WHAT THE TASK ASKS: Provide only the number of lines in the records below that include "Time".

***** DATA SUPPLIED

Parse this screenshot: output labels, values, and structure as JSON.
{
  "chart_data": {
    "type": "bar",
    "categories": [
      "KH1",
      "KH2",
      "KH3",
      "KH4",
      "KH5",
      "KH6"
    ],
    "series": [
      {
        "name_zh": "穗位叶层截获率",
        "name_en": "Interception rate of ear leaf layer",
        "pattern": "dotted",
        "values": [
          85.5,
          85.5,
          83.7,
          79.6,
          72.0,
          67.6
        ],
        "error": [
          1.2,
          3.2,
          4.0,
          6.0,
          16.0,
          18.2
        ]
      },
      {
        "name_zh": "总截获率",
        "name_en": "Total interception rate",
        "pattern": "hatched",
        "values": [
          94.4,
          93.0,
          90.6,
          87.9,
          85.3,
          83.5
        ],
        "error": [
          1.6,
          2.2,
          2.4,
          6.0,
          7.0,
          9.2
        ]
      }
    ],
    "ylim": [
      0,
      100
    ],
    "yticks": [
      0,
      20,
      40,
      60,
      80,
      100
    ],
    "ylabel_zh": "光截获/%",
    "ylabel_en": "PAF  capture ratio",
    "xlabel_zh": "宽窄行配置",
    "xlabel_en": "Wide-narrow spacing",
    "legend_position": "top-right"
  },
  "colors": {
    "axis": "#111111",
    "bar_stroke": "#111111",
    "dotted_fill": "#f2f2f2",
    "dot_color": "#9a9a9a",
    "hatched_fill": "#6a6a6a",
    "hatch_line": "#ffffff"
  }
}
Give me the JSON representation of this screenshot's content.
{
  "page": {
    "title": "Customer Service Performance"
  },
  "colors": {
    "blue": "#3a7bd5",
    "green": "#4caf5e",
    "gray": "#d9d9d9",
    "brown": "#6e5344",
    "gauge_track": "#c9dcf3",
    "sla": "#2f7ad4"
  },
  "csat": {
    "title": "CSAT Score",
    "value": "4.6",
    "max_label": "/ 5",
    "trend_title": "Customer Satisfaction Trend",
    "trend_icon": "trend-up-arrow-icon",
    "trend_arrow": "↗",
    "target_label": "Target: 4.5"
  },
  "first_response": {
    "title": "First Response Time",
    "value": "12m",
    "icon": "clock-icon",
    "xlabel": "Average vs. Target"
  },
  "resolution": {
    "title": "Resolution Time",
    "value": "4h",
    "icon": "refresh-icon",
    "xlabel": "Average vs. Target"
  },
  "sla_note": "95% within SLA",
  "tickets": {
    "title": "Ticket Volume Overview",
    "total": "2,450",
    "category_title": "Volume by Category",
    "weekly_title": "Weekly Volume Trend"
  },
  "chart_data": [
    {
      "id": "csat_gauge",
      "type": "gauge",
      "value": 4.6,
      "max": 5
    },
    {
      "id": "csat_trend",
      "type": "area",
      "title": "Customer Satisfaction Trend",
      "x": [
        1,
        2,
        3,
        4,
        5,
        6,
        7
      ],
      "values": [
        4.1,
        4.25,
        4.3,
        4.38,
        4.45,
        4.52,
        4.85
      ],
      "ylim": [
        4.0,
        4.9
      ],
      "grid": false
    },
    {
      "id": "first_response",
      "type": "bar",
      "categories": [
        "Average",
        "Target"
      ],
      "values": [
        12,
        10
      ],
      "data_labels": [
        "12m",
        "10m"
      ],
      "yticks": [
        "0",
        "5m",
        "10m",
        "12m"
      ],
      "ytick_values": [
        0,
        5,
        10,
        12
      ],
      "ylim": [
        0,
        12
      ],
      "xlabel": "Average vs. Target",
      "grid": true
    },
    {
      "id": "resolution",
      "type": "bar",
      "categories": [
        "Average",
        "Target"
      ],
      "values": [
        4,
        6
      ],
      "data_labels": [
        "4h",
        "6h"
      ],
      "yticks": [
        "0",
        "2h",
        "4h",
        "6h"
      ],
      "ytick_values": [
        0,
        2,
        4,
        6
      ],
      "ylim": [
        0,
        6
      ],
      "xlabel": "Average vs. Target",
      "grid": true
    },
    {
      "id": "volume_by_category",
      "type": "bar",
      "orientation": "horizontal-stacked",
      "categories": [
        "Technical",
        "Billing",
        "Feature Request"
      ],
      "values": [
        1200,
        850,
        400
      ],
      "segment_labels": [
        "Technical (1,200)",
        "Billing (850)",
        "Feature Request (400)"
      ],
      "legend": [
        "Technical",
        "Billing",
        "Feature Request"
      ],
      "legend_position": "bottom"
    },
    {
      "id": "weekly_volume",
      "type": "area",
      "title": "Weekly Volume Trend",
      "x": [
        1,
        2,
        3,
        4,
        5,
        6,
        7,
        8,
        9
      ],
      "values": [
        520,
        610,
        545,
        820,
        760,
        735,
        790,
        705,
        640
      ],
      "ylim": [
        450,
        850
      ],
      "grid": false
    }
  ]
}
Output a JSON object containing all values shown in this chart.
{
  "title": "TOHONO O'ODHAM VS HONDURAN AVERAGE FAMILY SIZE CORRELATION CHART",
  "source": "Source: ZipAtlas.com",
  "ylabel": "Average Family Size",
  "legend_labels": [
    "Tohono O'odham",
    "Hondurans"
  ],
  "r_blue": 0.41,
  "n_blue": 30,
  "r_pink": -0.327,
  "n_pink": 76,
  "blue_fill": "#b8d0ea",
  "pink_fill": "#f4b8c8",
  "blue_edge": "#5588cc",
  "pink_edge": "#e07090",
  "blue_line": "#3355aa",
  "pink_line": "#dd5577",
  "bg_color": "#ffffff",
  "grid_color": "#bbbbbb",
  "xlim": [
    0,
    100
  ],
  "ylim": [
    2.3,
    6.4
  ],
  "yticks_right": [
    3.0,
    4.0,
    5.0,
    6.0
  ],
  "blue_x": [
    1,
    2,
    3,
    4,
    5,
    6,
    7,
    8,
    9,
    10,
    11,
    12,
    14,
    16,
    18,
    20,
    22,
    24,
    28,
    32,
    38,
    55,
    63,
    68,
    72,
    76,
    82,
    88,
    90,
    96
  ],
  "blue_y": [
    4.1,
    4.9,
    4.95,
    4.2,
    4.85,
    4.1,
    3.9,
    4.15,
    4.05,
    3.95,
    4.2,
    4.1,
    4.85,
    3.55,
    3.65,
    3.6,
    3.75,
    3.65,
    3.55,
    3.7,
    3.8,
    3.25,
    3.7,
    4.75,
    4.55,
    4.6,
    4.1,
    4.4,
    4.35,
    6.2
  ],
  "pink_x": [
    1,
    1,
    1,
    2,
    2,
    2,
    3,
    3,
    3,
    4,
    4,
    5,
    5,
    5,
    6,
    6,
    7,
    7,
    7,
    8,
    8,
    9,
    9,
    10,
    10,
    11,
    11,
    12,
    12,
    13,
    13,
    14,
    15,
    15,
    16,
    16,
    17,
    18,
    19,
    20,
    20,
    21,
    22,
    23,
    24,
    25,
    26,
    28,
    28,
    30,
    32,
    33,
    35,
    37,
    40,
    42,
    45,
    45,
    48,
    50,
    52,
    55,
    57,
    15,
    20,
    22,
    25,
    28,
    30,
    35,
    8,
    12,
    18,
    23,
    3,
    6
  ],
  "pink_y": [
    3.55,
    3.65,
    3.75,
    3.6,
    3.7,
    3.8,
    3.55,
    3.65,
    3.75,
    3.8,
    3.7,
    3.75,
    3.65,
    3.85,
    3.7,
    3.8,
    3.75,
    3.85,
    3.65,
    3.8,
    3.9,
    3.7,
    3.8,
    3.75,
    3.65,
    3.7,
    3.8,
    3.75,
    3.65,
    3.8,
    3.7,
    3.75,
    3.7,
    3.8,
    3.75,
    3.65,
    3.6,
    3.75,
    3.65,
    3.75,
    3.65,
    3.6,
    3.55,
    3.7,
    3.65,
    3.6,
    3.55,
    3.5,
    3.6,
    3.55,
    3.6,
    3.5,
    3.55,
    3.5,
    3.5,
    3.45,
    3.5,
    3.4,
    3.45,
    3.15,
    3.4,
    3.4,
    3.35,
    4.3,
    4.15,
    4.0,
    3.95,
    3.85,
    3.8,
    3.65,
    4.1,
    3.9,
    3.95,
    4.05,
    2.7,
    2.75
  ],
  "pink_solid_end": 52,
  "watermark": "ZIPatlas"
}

**********

SOLUTION BELOW: 2